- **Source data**
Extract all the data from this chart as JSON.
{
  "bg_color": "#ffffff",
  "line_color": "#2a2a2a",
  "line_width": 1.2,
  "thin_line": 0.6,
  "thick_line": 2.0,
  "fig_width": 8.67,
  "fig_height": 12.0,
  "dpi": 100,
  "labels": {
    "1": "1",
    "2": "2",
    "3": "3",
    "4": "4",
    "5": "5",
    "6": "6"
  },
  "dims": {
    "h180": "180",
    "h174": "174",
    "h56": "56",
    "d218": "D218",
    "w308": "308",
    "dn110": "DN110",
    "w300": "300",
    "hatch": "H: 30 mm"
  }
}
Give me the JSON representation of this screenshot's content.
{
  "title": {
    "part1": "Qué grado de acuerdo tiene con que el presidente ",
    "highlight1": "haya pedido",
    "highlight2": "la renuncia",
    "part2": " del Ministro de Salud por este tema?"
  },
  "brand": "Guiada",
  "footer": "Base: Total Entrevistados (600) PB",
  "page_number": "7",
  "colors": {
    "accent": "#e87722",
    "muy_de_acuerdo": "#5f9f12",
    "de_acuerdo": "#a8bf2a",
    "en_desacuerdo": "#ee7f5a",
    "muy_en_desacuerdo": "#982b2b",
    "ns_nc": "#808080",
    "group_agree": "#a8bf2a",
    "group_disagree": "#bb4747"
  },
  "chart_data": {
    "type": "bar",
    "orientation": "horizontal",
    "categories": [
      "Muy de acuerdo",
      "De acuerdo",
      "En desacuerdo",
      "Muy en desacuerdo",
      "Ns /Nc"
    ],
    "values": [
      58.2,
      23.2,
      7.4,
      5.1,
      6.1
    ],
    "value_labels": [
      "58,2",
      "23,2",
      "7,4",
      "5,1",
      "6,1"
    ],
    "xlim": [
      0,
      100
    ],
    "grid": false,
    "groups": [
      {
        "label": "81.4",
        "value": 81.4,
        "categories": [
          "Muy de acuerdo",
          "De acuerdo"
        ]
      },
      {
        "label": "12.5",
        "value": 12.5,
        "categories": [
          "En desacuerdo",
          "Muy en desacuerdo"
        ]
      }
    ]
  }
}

- **Task brief**
Transcribe every entry verbatim.

- **The result**
Extract all the data from this chart as JSON.
{
  "bg_color": "#ffffff",
  "line_color": "#2a2a2a",
  "line_width": 1.2,
  "thin_line": 0.6,
  "thick_line": 2.0,
  "fig_width": 8.67,
  "fig_height": 12.0,
  "dpi": 100,
  "labels": {
    "1": "1",
    "2": "2",
    "3": "3",
    "4": "4",
    "5": "5",
    "6": "6"
  },
  "dims": {
    "h180": "180",
    "h174": "174",
    "h56": "56",
    "d218": "D218",
    "w308": "308",
    "dn110": "DN110",
    "w300": "300",
    "hatch": "H: 30 mm"
  }
}
Give me the JSON representation of this screenshot's content.
{
  "title": {
    "part1": "Qué grado de acuerdo tiene con que el presidente ",
    "highlight1": "haya pedido",
    "highlight2": "la renuncia",
    "part2": " del Ministro de Salud por este tema?"
  },
  "brand": "Guiada",
  "footer": "Base: Total Entrevistados (600) PB",
  "page_number": "7",
  "colors": {
    "accent": "#e87722",
    "muy_de_acuerdo": "#5f9f12",
    "de_acuerdo": "#a8bf2a",
    "en_desacuerdo": "#ee7f5a",
    "muy_en_desacuerdo": "#982b2b",
    "ns_nc": "#808080",
    "group_agree": "#a8bf2a",
    "group_disagree": "#bb4747"
  },
  "chart_data": {
    "type": "bar",
    "orientation": "horizontal",
    "categories": [
      "Muy de acuerdo",
      "De acuerdo",
      "En desacuerdo",
      "Muy en desacuerdo",
      "Ns /Nc"
    ],
    "values": [
      58.2,
      23.2,
      7.4,
      5.1,
      6.1
    ],
    "value_labels": [
      "58,2",
      "23,2",
      "7,4",
      "5,1",
      "6,1"
    ],
    "xlim": [
      0,
      100
    ],
    "grid": false,
    "groups": [
      {
        "label": "81.4",
        "value": 81.4,
        "categories": [
          "Muy de acuerdo",
          "De acuerdo"
        ]
      },
      {
        "label": "12.5",
        "value": 12.5,
        "categories": [
          "En desacuerdo",
          "Muy en desacuerdo"
        ]
      }
    ]
  }
}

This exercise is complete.